#### Short task
Put this sentence from the Python parser stack thread into French: "This looks like a rather good idea, although I'm not sure it deserves a new global exception type."

** Begin Selected extract **

Issue 11343: Make errors due to full parser stack identifiable (original) (raw)

Created on 2011-02-26 22:39 by Trundle, last changed 2022-04-11 14:57 by admin.

Messages (29)

msg129604 - (view)

Author: Andreas Stührk (Trundle) *

Date: 2011-02-26 22:39

Currently, if the parser's internal stack is full (as it happens when the parser tries to parse a deeply nested structure), the parser writes an error message to stderr and a bare MemoryError is raised. That way, it is really hard for REPLs do handle input that causes the parser to exhaust its stack correctly (see e.g. python -c "print '(' * 100 + ')' * 100" | python -c "import code; code.interact()").

In my opinion, a SyntaxError would be great because that way one can easily see where in the source code the error is caused. One reason against that (stated by MvL in ) is that it's really syntactically correct Python and only the parser can't parse it. But then, the same is also true when there are too many indentation levels in which case an IndentationError is raised (which is a subclass of SyntaxError).

I have attached two patches: The first still raises a MemoryError (for the sake of backward compatibility) but adds a message ("too many opening parens") to it. The second raises a SyntaxError instead.

msg130076 - (view)

Author: Terry J. Reedy (terry.reedy) * (Python committer)

Date: 2011-03-04 21:30

I agree that compile-time stack exhaustion is different from runtime object-heap exhaustion and could/should have a different error.

I agree with Martin (from 2000) that SyntaxError is not right either. Perhaps a new ParseError subclass thereof. I believe IndentationError was added since 2000. Its doc is "Base class for syntax errors related to incorrect indentation." and it has TabError as a subclass, so its use for too many indents (not really 'incorrect') is not obvious. But having the position marked (if it would be) would be a plus.

I presume REPL == read-eval-print-loop (from Google). Would a new error help such programs (like code.interact, or IDLE)?

msg132063 - (view)

Author: Andreas Stührk (Trundle) *

Date: 2011-03-25 01:05

On Fri, Mar 4, 2011 at 9:30 PM, Terry J. Reedy <report@bugs.python.org> wrote:

I agree with Martin (from 2000) that SyntaxError is not right either. Perhaps a new ParseError subclass thereof.

I added a new ParserError that inherits from SyntaxError.

I presume REPL == read-eval-print-loop (from Google). Would a new error help such programs (like code.interact, or IDLE)?

Yes, I meant a read-eval-print-loop. A new error would help and if it's a subclass of SyntaxError, they most likely need no changes at all to handle that new error, as they have to deal with SyntaxErrors anyway.

msg134778 - (view)

Author: Andreas Stührk (Trundle) *

Date: 2011-04-29 16:04

FWIW, this also affects ast.literal_eval().

msg140456 - (view)

Author: Antoine Pitrou (pitrou) * (Python committer)

Date: 2011-07-15 18:53

This looks like a rather good idea, although I'm not sure it deserves a new global exception type.

msg140469 - (view)

Author: Benjamin Peterson (benjamin.peterson) * (Python committer)

Date: 2011-07-15 19:47

Just make it a SyntaxError.

** End Selected extract **
** Begin Records **

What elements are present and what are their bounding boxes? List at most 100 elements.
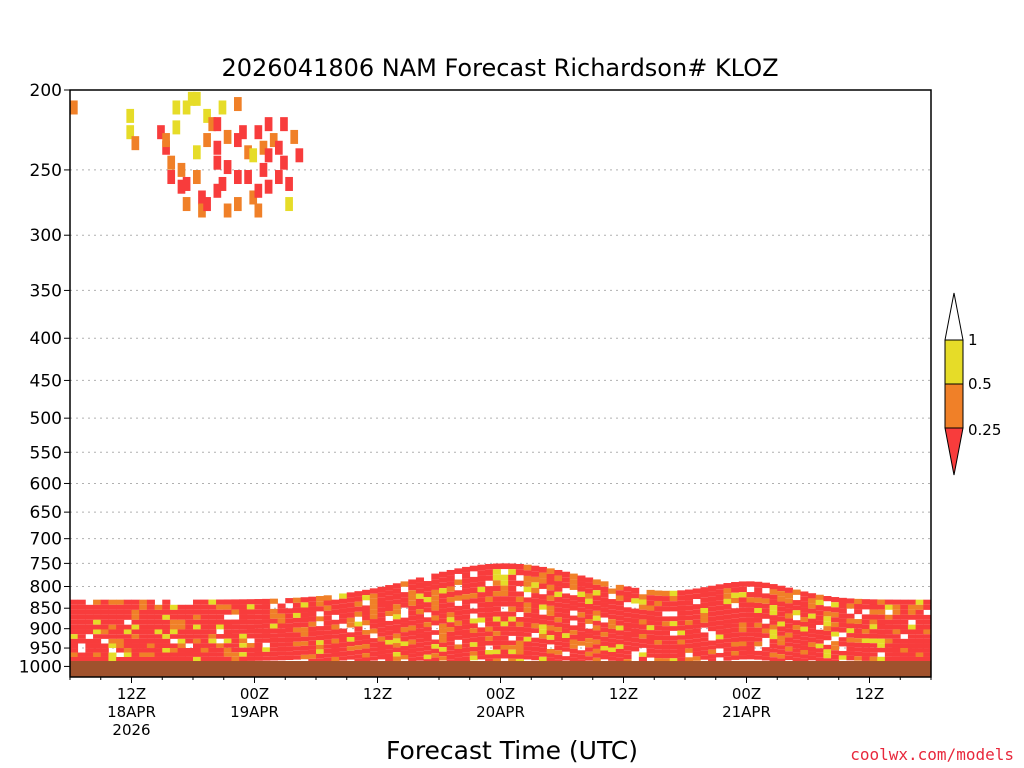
ri-cell <box>316 649 325 654</box>
ri-cell <box>815 634 824 640</box>
ri-cell <box>439 593 448 599</box>
y-tick-label: 350 <box>30 281 62 301</box>
ri-cell <box>339 647 348 652</box>
ri-cell <box>923 604 932 610</box>
ri-cell <box>831 622 840 628</box>
ri-cell <box>615 590 624 596</box>
ri-cell <box>446 631 455 637</box>
ri-cell <box>577 650 586 655</box>
ri-cell <box>400 636 409 642</box>
ri-cell <box>800 640 809 646</box>
ri-cell <box>262 623 271 629</box>
ri-cell <box>754 613 763 618</box>
ri-cell <box>692 638 701 643</box>
ri-cell <box>708 640 717 646</box>
ri-cell <box>738 655 747 660</box>
ri-cell <box>808 646 817 652</box>
ri-cell <box>492 635 501 641</box>
ri-cell <box>85 648 94 653</box>
ri-cell <box>469 582 478 588</box>
ri-cell <box>292 637 302 642</box>
ri-cell <box>385 639 394 645</box>
ri-cell <box>223 599 232 605</box>
ri-cell <box>162 652 171 657</box>
ri-cell <box>677 625 686 631</box>
ri-cell <box>254 599 263 605</box>
ri-cell <box>292 597 302 603</box>
ri-cell <box>339 637 348 643</box>
ri-cell <box>823 630 832 636</box>
ri-cell <box>208 643 217 648</box>
ri-cell <box>185 656 194 662</box>
ri-cell <box>400 617 409 623</box>
ri-cell <box>246 652 255 657</box>
ri-cell <box>239 604 248 610</box>
ri-cell <box>500 601 509 607</box>
ri-cell <box>508 631 517 636</box>
ri-cell <box>754 607 763 614</box>
ri-cell <box>216 652 225 657</box>
ri-cell <box>531 623 540 629</box>
ri-cell <box>308 611 317 617</box>
ri-cell <box>469 576 478 583</box>
ri-cell <box>177 162 186 177</box>
ri-cell <box>208 638 217 644</box>
ri-cell <box>77 652 86 657</box>
ri-cell <box>169 629 179 635</box>
ri-cell <box>892 652 901 657</box>
ri-cell <box>439 582 448 589</box>
ri-cell <box>139 604 148 610</box>
ri-cell <box>585 588 594 594</box>
ri-cell <box>792 610 801 616</box>
ri-cell <box>562 613 571 619</box>
ri-cell <box>838 627 847 633</box>
ri-cell <box>854 628 863 634</box>
ri-cell <box>808 633 817 638</box>
ri-cell <box>100 619 109 625</box>
y-tick-label: 200 <box>30 81 62 101</box>
ri-cell <box>515 563 524 570</box>
ri-cell <box>623 636 632 642</box>
ri-cell <box>423 602 432 608</box>
ri-cell <box>523 641 532 647</box>
ri-cell <box>792 634 801 640</box>
ri-cell <box>800 636 809 641</box>
ri-cell <box>554 617 563 623</box>
ri-cell <box>900 656 909 662</box>
ri-cell <box>454 590 463 596</box>
ri-cell <box>392 588 401 594</box>
ri-cell <box>808 618 817 624</box>
ri-cell <box>654 635 663 641</box>
ri-cell <box>300 622 309 628</box>
ri-cell <box>203 108 211 123</box>
ri-cell <box>669 590 678 597</box>
ri-cell <box>339 608 348 614</box>
ri-cell <box>454 635 463 640</box>
ri-cell <box>316 644 325 650</box>
ri-cell <box>93 648 102 653</box>
ri-cell <box>223 656 232 662</box>
ri-cell <box>892 604 901 610</box>
ri-cell <box>700 650 709 656</box>
ri-cell <box>216 619 225 625</box>
ri-cell <box>531 613 540 619</box>
ri-cell <box>392 656 401 661</box>
ri-cell <box>654 616 663 622</box>
ri-cell <box>592 639 601 645</box>
ri-cell <box>400 646 409 651</box>
ri-cell <box>408 635 417 640</box>
ri-cell <box>746 641 755 646</box>
ri-cell <box>446 617 455 623</box>
ri-cell <box>515 640 524 646</box>
ri-cell <box>339 628 348 634</box>
ri-cell <box>439 613 448 619</box>
ri-cell <box>708 611 717 617</box>
ri-cell <box>231 647 240 653</box>
ri-cell <box>377 592 386 598</box>
ri-cell <box>531 637 540 643</box>
ri-cell <box>723 583 732 589</box>
ri-cell <box>907 648 917 653</box>
ri-cell <box>508 606 517 612</box>
ri-cell <box>569 600 578 606</box>
ri-cell <box>154 629 163 635</box>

** End Records **

#### Task solution
Cela semble être une plutôt bonne idée, même si je ne suis pas sûr que cela mérite un nouveau type d'exception global.